> **Work instruction 1**
Do the following statements agree with the tips on annoying clients? Answer yes or no for each, quoting the text's deciding words. (a) During online presentations, clients should be given a chance to participate in real time. (b) One should assume all clients are using Internet Explorer version 7. (c) Auto-mute for attendees is recommended for client teleconferences.
> **Work instruction 2**
From the tips on annoying clients, return the part that opens with the words containing "A word of warning: When" and closes with "ask you later.".
> **Work instruction 3**
In the tips on annoying clients, what is the size of the PDF document that has only two pages of content?
==== Provided text
Here’s another tried-and-tested annoyer. When you hold a client teleconference or web-conference, don’t bother with more sophisticated tools like auto-mute for attendees. If an attendee puts the conference on hold and they have ‘hold’ music, everyone will be struggling to hear you above the music. Classic!

A word of warning: When giving online presentations, interactive web tools should be avoided. Do not, we repeat, do NOT give clients an opportunity for real-time participation. If they have a question or comment to share about the presentation, make them put in the extra effort to remember and ask you later.

TIP:  Make It Complicated for the Client (the more difficult, the more satisfying) The more technologically advanced you make your web site, the more your clients will see you for the technology wizard that you are.  One of the best ways to annoy your clients is to assume that they are all using Internet Explorer (IE) version 7, and then use the most advanced plug-ins available.  Since some of your clients are still using an older version of IE, or may even have the audacity of using another web browser like Firefox, Chrome, or Safari, this will give them the extra motivation of taking the time to upgrade to IE 7 just to view your very cool site. Another best practice is to not test your flash or javascript inserts and send out a presentation that is completely unusable.  Your client will benefit by being able to send out the “Friday Funny” to his peers showing just how useless your communication really is.  If it is really good, they’ll send out the “Friday Funny” on a Wednesday. Since all of your recipients are using high-speed Internet services, they want you to test the limits of their e-mail attachment capabilities.   A great way to do this is to print out a high-quality document with lots of colors, and then scan it into a high-resolution PDF document.  Nothing says “I don’t know what I’m doing” better than a 15 Mb PDF document that has only two pages of content.  They would probably send this to their peers as another “Friday Funny,” but their peers’ email boxes would reject it because the attachment is too large.
========
==== Dataset content
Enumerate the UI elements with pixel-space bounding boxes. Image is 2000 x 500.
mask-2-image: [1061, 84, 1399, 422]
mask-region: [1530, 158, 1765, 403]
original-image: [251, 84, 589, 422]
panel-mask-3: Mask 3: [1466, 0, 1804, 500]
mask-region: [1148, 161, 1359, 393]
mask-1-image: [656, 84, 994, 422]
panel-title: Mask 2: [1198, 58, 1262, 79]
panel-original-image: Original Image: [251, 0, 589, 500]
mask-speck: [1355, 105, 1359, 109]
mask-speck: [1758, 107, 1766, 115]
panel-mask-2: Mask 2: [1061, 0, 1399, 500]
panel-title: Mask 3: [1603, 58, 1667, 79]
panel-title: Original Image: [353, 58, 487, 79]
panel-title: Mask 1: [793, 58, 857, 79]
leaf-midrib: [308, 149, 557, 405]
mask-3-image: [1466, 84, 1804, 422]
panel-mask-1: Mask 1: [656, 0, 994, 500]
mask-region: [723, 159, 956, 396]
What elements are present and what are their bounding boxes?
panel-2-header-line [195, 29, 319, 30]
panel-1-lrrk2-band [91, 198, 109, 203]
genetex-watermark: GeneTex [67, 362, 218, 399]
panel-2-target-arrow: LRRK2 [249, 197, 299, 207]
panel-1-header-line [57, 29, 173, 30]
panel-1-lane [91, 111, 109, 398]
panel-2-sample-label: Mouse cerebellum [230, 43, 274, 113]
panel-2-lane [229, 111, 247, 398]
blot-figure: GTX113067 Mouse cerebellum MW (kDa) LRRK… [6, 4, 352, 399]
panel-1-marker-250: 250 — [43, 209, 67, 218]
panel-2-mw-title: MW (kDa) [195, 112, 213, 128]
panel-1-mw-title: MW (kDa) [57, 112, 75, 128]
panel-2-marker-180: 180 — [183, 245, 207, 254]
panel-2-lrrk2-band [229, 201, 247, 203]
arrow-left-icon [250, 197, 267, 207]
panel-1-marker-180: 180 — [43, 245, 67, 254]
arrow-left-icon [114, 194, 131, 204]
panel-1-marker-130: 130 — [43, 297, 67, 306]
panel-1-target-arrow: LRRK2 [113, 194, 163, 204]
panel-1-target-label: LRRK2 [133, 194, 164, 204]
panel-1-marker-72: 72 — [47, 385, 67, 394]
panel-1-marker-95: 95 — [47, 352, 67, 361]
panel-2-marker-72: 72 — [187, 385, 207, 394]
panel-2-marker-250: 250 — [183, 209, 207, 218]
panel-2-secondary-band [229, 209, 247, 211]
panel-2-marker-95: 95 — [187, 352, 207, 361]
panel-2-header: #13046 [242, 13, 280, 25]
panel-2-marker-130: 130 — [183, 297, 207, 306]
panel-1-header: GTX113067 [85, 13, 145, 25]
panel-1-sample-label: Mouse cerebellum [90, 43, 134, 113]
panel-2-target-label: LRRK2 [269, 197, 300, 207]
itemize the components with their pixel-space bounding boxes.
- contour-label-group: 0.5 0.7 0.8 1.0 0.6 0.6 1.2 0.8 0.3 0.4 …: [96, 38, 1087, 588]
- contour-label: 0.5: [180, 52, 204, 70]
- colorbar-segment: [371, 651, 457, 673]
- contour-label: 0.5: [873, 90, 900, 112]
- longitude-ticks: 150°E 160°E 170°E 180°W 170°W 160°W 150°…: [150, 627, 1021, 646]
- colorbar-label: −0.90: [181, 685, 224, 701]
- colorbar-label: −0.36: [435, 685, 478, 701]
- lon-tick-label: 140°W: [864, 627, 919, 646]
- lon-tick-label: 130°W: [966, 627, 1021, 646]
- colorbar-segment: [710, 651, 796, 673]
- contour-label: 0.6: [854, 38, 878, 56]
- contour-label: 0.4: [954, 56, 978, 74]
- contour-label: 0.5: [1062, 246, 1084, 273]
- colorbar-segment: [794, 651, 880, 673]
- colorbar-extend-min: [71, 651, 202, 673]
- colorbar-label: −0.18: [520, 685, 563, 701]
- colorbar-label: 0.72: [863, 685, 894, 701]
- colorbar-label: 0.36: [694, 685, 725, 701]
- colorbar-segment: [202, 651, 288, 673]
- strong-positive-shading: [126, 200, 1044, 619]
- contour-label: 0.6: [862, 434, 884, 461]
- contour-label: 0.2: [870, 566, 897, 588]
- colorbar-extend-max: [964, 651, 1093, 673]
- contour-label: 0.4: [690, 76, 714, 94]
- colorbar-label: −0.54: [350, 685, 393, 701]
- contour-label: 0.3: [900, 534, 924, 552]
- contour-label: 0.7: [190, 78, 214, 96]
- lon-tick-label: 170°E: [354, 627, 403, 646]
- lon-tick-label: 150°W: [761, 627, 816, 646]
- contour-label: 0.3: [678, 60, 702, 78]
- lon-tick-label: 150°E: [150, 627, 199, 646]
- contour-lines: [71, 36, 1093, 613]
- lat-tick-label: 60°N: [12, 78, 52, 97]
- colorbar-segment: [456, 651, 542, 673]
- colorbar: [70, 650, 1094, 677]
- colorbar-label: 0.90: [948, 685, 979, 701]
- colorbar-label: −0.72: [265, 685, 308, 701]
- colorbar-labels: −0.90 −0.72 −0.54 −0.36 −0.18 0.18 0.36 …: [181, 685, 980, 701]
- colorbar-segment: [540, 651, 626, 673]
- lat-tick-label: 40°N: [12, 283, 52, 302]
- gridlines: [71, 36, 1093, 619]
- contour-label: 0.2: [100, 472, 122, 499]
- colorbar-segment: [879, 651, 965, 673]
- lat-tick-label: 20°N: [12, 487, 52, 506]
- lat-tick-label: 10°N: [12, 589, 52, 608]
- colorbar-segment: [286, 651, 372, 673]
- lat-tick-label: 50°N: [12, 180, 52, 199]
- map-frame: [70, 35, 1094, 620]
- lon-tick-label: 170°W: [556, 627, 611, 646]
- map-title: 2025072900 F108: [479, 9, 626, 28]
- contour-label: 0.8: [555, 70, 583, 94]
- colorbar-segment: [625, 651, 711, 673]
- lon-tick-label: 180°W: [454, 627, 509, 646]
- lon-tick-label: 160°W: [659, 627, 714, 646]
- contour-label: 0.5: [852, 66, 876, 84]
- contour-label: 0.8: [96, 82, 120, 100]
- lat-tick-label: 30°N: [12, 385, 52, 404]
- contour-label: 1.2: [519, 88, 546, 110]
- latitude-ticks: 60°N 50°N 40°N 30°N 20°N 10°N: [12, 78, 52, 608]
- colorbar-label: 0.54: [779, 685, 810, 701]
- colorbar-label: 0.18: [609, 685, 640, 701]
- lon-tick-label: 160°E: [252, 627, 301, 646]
========
> **Task solution 1**
(a) No: "Do not, we repeat, do NOT give clients an opportunity for real-time participation."
(b) Yes: "assume that they are all using Internet Explorer (IE) version 7"
(c) No: "don’t bother with more sophisticated tools like auto-mute for attendees"

> **Task solution 2**
A word of warning: When giving online presentations, interactive web tools should be avoided. Do not, we repeat, do NOT give clients an opportunity for real-time participation. If they have a question or comment to share about the presentation, make them put in the extra effort to remember and ask you later.

> **Task solution 3**
15 Mb